• **Objective**
Below are some entries; can you quote all of them exactly?

• **Extracted records**

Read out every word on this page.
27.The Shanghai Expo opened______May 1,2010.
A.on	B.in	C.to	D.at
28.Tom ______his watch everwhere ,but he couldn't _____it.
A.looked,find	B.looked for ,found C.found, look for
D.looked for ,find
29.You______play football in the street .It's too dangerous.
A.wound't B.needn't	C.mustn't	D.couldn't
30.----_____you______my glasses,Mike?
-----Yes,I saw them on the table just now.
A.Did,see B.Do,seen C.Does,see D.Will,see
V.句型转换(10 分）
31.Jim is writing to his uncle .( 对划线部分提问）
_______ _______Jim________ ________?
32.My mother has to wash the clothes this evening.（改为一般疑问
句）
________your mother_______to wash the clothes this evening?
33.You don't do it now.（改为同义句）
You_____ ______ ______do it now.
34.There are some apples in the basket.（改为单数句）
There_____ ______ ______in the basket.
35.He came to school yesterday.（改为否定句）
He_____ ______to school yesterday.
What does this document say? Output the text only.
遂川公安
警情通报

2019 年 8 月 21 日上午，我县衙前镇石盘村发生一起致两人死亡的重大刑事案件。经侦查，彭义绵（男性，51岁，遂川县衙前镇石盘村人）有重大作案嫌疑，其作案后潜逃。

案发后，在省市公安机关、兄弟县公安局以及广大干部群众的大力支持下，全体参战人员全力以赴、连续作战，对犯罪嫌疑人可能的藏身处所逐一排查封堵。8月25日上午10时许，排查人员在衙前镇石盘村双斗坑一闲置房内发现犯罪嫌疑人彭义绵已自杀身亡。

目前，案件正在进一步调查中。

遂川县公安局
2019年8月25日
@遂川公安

• **Response for this exercise**
Read out every word on this page.
27.The Shanghai Expo opened______May 1,2010.
A.on	B.in	C.to	D.at
28.Tom ______his watch everwhere ,but he couldn't _____it.
A.looked,find	B.looked for ,found C.found, look for
D.looked for ,find
29.You______play football in the street .It's too dangerous.
A.wound't B.needn't	C.mustn't	D.couldn't
30.----_____you______my glasses,Mike?
-----Yes,I saw them on the table just now.
A.Did,see B.Do,seen C.Does,see D.Will,see
V.句型转换(10 分）
31.Jim is writing to his uncle .( 对划线部分提问）
_______ _______Jim________ ________?
32.My mother has to wash the clothes this evening.（改为一般疑问
句）
________your mother_______to wash the clothes this evening?
33.You don't do it now.（改为同义句）
You_____ ______ ______do it now.
34.There are some apples in the basket.（改为单数句）
There_____ ______ ______in the basket.
35.He came to school yesterday.（改为否定句）
He_____ ______to school yesterday.
What does this document say? Output the text only.
遂川公安
警情通报

2019 年 8 月 21 日上午，我县衙前镇石盘村发生一起致两人死亡的重大刑事案件。经侦查，彭义绵（男性，51岁，遂川县衙前镇石盘村人）有重大作案嫌疑，其作案后潜逃。

案发后，在省市公安机关、兄弟县公安局以及广大干部群众的大力支持下，全体参战人员全力以赴、连续作战，对犯罪嫌疑人可能的藏身处所逐一排查封堵。8月25日上午10时许，排查人员在衙前镇石盘村双斗坑一闲置房内发现犯罪嫌疑人彭义绵已自杀身亡。

目前，案件正在进一步调查中。

遂川县公安局
2019年8月25日
@遂川公安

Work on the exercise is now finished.